▸ The task:
Using the material that follows, identify and copy each line with the string "What".

▸ Listed records:
++++++++++
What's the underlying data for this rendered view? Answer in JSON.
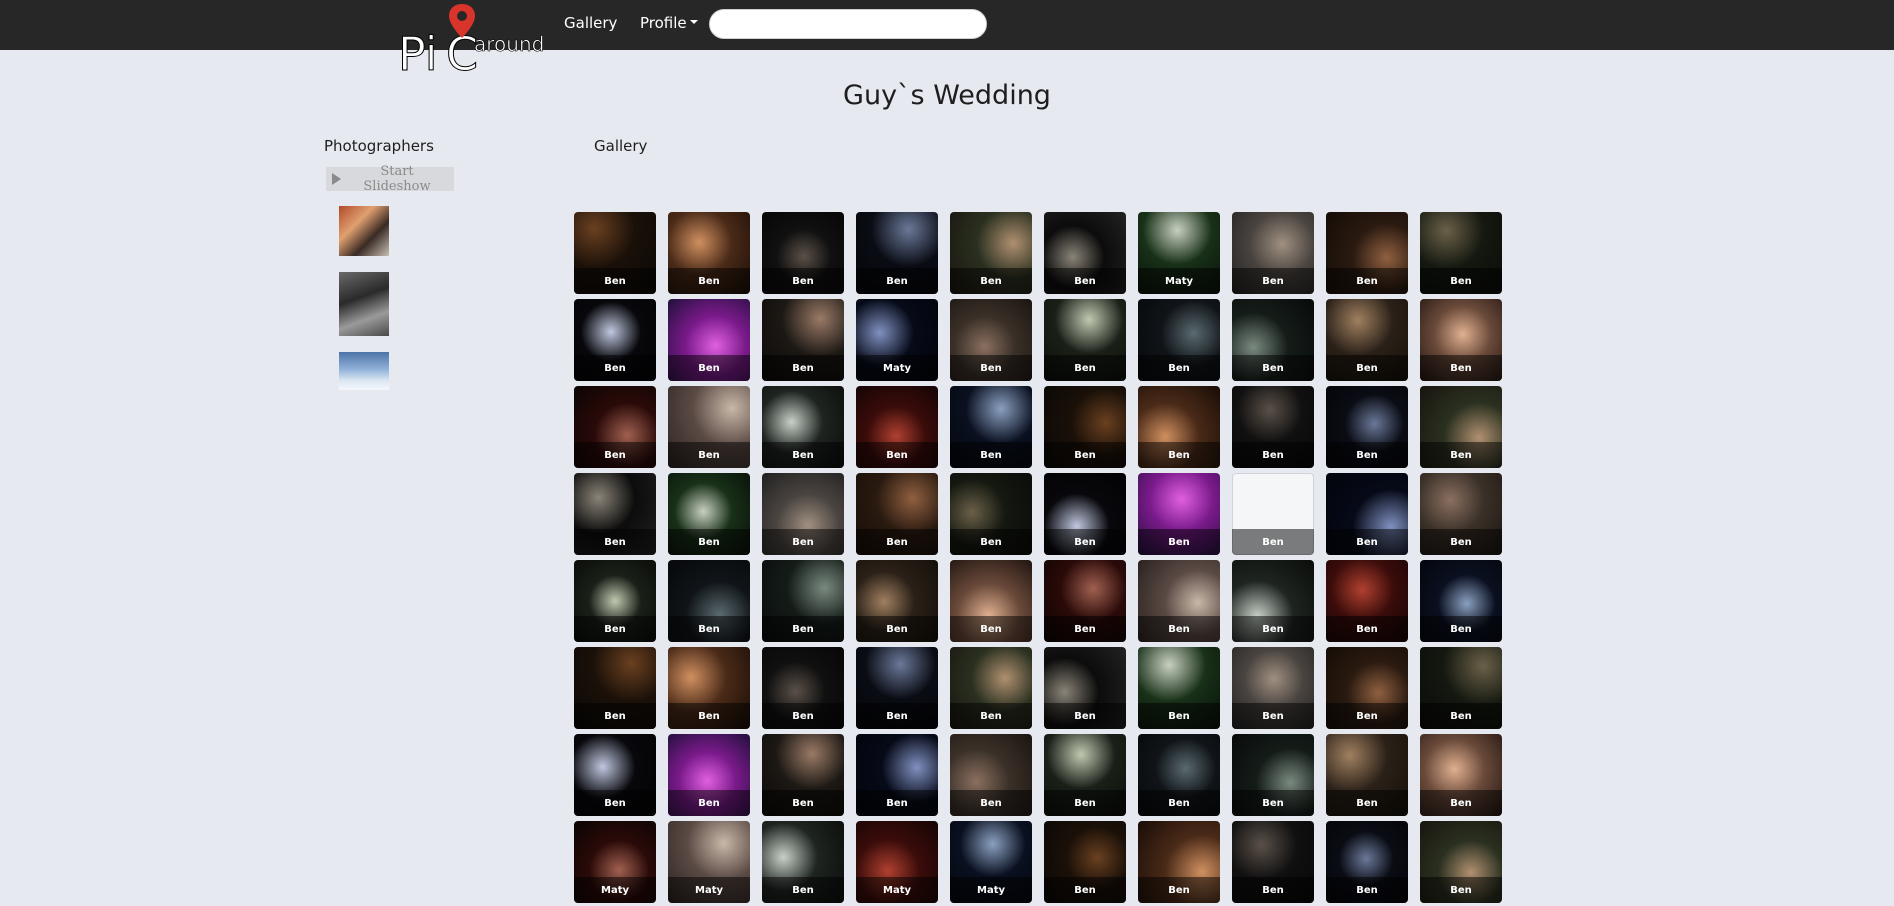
{
  "header": {
    "logo_text": "Pic around",
    "nav": [
      {
        "label": "Gallery"
      },
      {
        "label": "Profile"
      }
    ],
    "search": {
      "value": "",
      "placeholder": ""
    }
  },
  "page": {
    "title": "Guy`s Wedding"
  },
  "sidebar": {
    "title": "Photographers",
    "slideshow_label": "Start Slideshow"
  },
  "gallery": {
    "title": "Gallery",
    "photographers": [
      "Ben",
      "Ben",
      "Ben",
      "Ben",
      "Ben",
      "Ben",
      "Maty",
      "Ben",
      "Ben",
      "Ben",
      "Ben",
      "Ben",
      "Ben",
      "Maty",
      "Ben",
      "Ben",
      "Ben",
      "Ben",
      "Ben",
      "Ben",
      "Ben",
      "Ben",
      "Ben",
      "Ben",
      "Ben",
      "Ben",
      "Ben",
      "Ben",
      "Ben",
      "Ben",
      "Ben",
      "Ben",
      "Ben",
      "Ben",
      "Ben",
      "Ben",
      "Ben",
      "Ben",
      "Ben",
      "Ben",
      "Ben",
      "Ben",
      "Ben",
      "Ben",
      "Ben",
      "Ben",
      "Ben",
      "Ben",
      "Ben",
      "Ben",
      "Ben",
      "Ben",
      "Ben",
      "Ben",
      "Ben",
      "Ben",
      "Ben",
      "Ben",
      "Ben",
      "Ben",
      "Ben",
      "Ben",
      "Ben",
      "Ben",
      "Ben",
      "Ben",
      "Ben",
      "Ben",
      "Ben",
      "Ben",
      "Maty",
      "Maty",
      "Ben",
      "Maty",
      "Maty",
      "Ben",
      "Ben",
      "Ben",
      "Ben",
      "Ben"
    ]
  },
  "colors": {
    "topbar": "#272727",
    "page_bg": "#e6eaf0",
    "logo_pin": "#d9342b"
  }
}
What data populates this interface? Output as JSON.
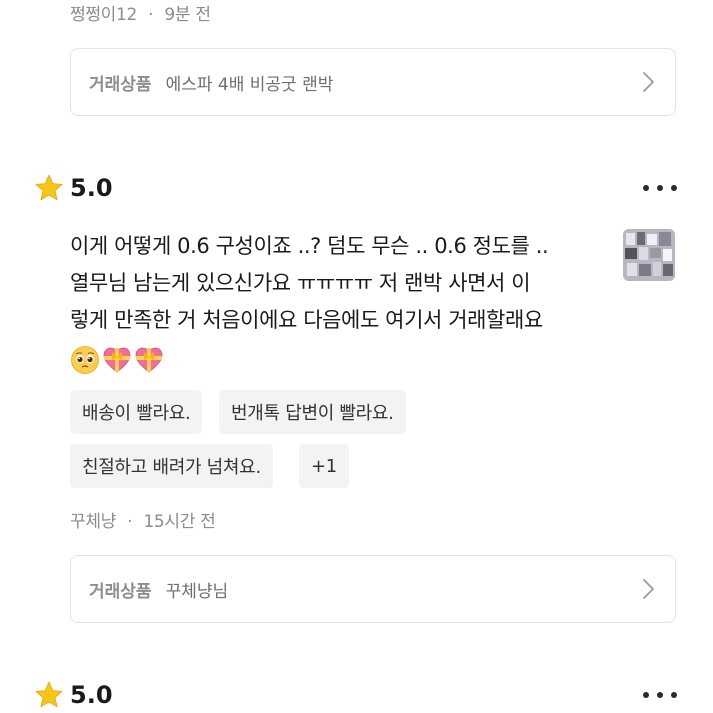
{
  "top_review": {
    "author": "쩡쩡이12",
    "separator": "·",
    "time": "9분 전",
    "product_label": "거래상품",
    "product_name": "에스파 4배 비공굿 랜박"
  },
  "review": {
    "star_icon": "star-icon",
    "rating": "5.0",
    "more_icon": "more-horizontal-icon",
    "text_lines": [
      "이게 어떻게 0.6 구성이죠 ..? 덤도 무슨 .. 0.6 정도를 ..",
      "열무님 남는게 있으신가요 ㅠㅠㅠㅠ 저 랜박 사면서 이",
      "렇게 만족한 거 처음이에요 다음에도 여기서 거래할래요"
    ],
    "emojis": [
      "pleading-face-emoji",
      "heart-with-ribbon-emoji",
      "heart-with-ribbon-emoji"
    ],
    "thumbnail_icon": "photo-thumbnail",
    "tags": [
      "배송이 빨라요.",
      "번개톡 답변이 빨라요.",
      "친절하고 배려가 넘쳐요.",
      "+1"
    ],
    "author": "꾸체냥",
    "separator": "·",
    "time": "15시간 전",
    "product_label": "거래상품",
    "product_name": "꾸체냥님"
  },
  "next_review": {
    "rating": "5.0"
  },
  "colors": {
    "star": "#f5c518",
    "meta_text": "#8c8c8c",
    "tag_bg": "#f3f3f3",
    "card_border": "#e4e4e4"
  }
}
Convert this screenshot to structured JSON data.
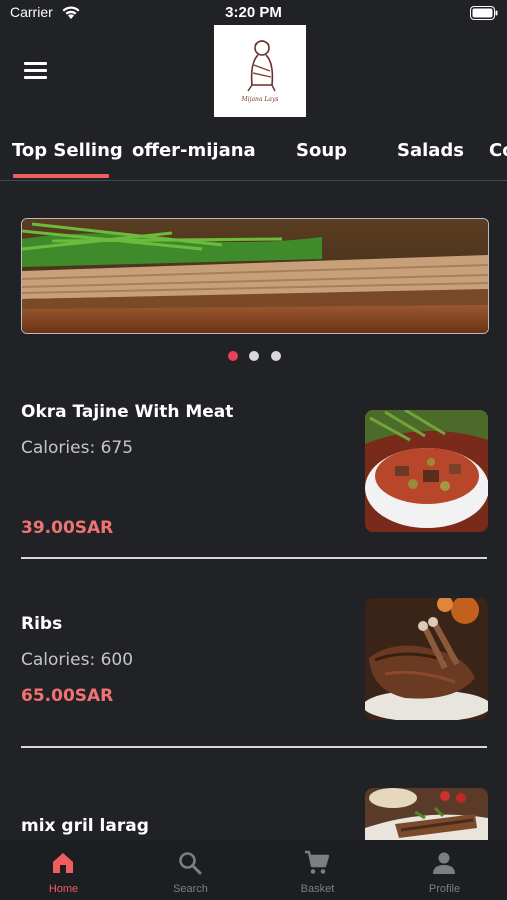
{
  "status_bar": {
    "carrier": "Carrier",
    "time": "3:20 PM",
    "icons": [
      "wifi-icon",
      "battery-icon"
    ]
  },
  "header": {
    "menu_icon": "hamburger-menu-icon",
    "logo_text": "Mijana Lays"
  },
  "tabs": {
    "items": [
      {
        "label": "Top Selling",
        "active": true
      },
      {
        "label": "offer-mijana",
        "active": false
      },
      {
        "label": "Soup",
        "active": false
      },
      {
        "label": "Salads",
        "active": false
      },
      {
        "label": "Co",
        "active": false
      }
    ],
    "accent": "#f05d5e"
  },
  "carousel": {
    "slide_count": 3,
    "active_index": 0
  },
  "items": [
    {
      "name": "Okra Tajine With Meat",
      "calories": "Calories: 675",
      "price": "39.00SAR"
    },
    {
      "name": "Ribs",
      "calories": "Calories: 600",
      "price": "65.00SAR"
    },
    {
      "name": "mix gril larag",
      "calories": "",
      "price": ""
    }
  ],
  "bottom_nav": {
    "items": [
      {
        "label": "Home",
        "icon": "home-icon",
        "active": true
      },
      {
        "label": "Search",
        "icon": "search-icon",
        "active": false
      },
      {
        "label": "Basket",
        "icon": "cart-icon",
        "active": false
      },
      {
        "label": "Profile",
        "icon": "profile-icon",
        "active": false
      }
    ]
  },
  "colors": {
    "background": "#202226",
    "accent": "#f05d5e",
    "price": "#f07272",
    "active_dot": "#ea3f5a"
  }
}
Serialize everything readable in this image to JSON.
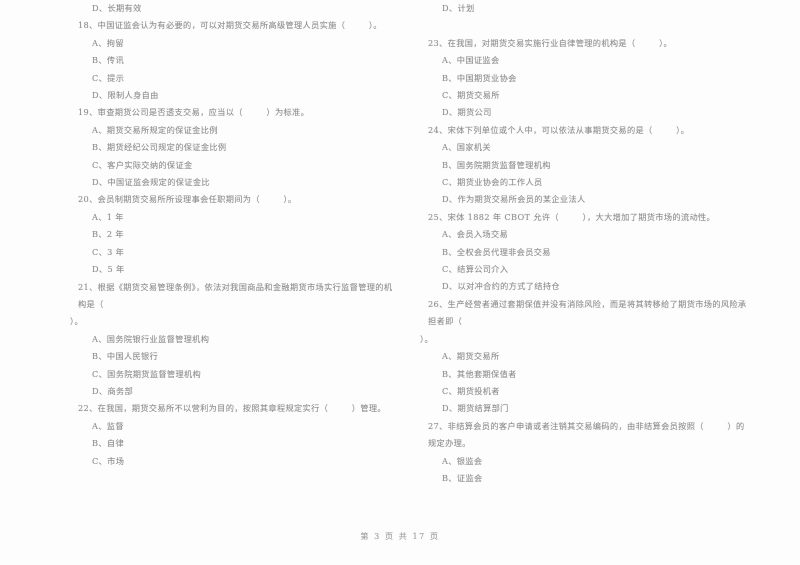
{
  "document": {
    "type": "scanned-exam-paper",
    "text_color": "#8d8d8d",
    "background_color": "#ffffff"
  },
  "columns": {
    "left": {
      "blocks": [
        {
          "name": "orphan-option-d",
          "lines": [
            {
              "kind": "option",
              "text": "D、长期有效"
            }
          ]
        },
        {
          "name": "question-18",
          "lines": [
            {
              "kind": "question",
              "text": "18、中国证监会认为有必要的，可以对期货交易所高级管理人员实施（        ）。"
            },
            {
              "kind": "option",
              "text": "A、拘留"
            },
            {
              "kind": "option",
              "text": "B、传讯"
            },
            {
              "kind": "option",
              "text": "C、提示"
            },
            {
              "kind": "option",
              "text": "D、限制人身自由"
            }
          ]
        },
        {
          "name": "question-19",
          "lines": [
            {
              "kind": "question",
              "text": "19、审查期货公司是否透支交易，应当以（        ）为标准。"
            },
            {
              "kind": "option",
              "text": "A、期货交易所规定的保证金比例"
            },
            {
              "kind": "option",
              "text": "B、期货经纪公司规定的保证金比例"
            },
            {
              "kind": "option",
              "text": "C、客户实际交纳的保证金"
            },
            {
              "kind": "option",
              "text": "D、中国证监会规定的保证金比"
            }
          ]
        },
        {
          "name": "question-20",
          "lines": [
            {
              "kind": "question",
              "text": "20、会员制期货交易所所设理事会任职期间为（        ）。"
            },
            {
              "kind": "option",
              "text": "A、1 年"
            },
            {
              "kind": "option",
              "text": "B、2 年"
            },
            {
              "kind": "option",
              "text": "C、3 年"
            },
            {
              "kind": "option",
              "text": "D、5 年"
            }
          ]
        },
        {
          "name": "question-21",
          "lines": [
            {
              "kind": "question",
              "text": "21、根据《期货交易管理条例》，依法对我国商品和金融期货市场实行监督管理的机构是（"
            },
            {
              "kind": "question-cont",
              "text": "）。"
            },
            {
              "kind": "option",
              "text": "A、国务院银行业监督管理机构"
            },
            {
              "kind": "option",
              "text": "B、中国人民银行"
            },
            {
              "kind": "option",
              "text": "C、国务院期货监督管理机构"
            },
            {
              "kind": "option",
              "text": "D、商务部"
            }
          ]
        },
        {
          "name": "question-22",
          "lines": [
            {
              "kind": "question",
              "text": "22、在我国，期货交易所不以营利为目的，按照其章程规定实行（        ）管理。"
            },
            {
              "kind": "option",
              "text": "A、监督"
            },
            {
              "kind": "option",
              "text": "B、自律"
            },
            {
              "kind": "option",
              "text": "C、市场"
            }
          ]
        }
      ]
    },
    "right": {
      "blocks": [
        {
          "name": "orphan-option-d",
          "lines": [
            {
              "kind": "option",
              "text": "D、计划"
            }
          ]
        },
        {
          "name": "gap",
          "lines": [
            {
              "kind": "spacer",
              "text": ""
            }
          ]
        },
        {
          "name": "question-23",
          "lines": [
            {
              "kind": "question",
              "text": "23、在我国，对期货交易实施行业自律管理的机构是（        ）。"
            },
            {
              "kind": "option",
              "text": "A、中国证监会"
            },
            {
              "kind": "option",
              "text": "B、中国期货业协会"
            },
            {
              "kind": "option",
              "text": "C、期货交易所"
            },
            {
              "kind": "option",
              "text": "D、期货公司"
            }
          ]
        },
        {
          "name": "question-24",
          "lines": [
            {
              "kind": "question",
              "text": "24、宋体下列单位或个人中，可以依法从事期货交易的是（        ）。"
            },
            {
              "kind": "option",
              "text": "A、国家机关"
            },
            {
              "kind": "option",
              "text": "B、国务院期货监督管理机构"
            },
            {
              "kind": "option",
              "text": "C、期货业协会的工作人员"
            },
            {
              "kind": "option",
              "text": "D、作为期货交易所会员的某企业法人"
            }
          ]
        },
        {
          "name": "question-25",
          "lines": [
            {
              "kind": "question",
              "text": "25、宋体 1882 年 CBOT 允许（        ），大大增加了期货市场的流动性。"
            },
            {
              "kind": "option",
              "text": "A、会员入场交易"
            },
            {
              "kind": "option",
              "text": "B、全权会员代理非会员交易"
            },
            {
              "kind": "option",
              "text": "C、结算公司介入"
            },
            {
              "kind": "option",
              "text": "D、以对冲合约的方式了结持仓"
            }
          ]
        },
        {
          "name": "question-26",
          "lines": [
            {
              "kind": "question",
              "text": "26、生产经营者通过套期保值并没有消除风险，而是将其转移给了期货市场的风险承担者即（"
            },
            {
              "kind": "question-cont",
              "text": "）。"
            },
            {
              "kind": "option",
              "text": "A、期货交易所"
            },
            {
              "kind": "option",
              "text": "B、其他套期保值者"
            },
            {
              "kind": "option",
              "text": "C、期货投机者"
            },
            {
              "kind": "option",
              "text": "D、期货结算部门"
            }
          ]
        },
        {
          "name": "question-27",
          "lines": [
            {
              "kind": "question",
              "text": "27、非结算会员的客户申请或者注销其交易编码的，由非结算会员按照（        ）的规定办理。"
            },
            {
              "kind": "option",
              "text": "A、银监会"
            },
            {
              "kind": "option",
              "text": "B、证监会"
            }
          ]
        }
      ]
    }
  },
  "footer": {
    "page_label": "第 3 页 共 17 页",
    "current_page": 3,
    "total_pages": 17
  }
}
++++++++++
▸ Response:
What's the underlying data for this rendered view? Answer in JSON.
What data populates this interface? Output as JSON.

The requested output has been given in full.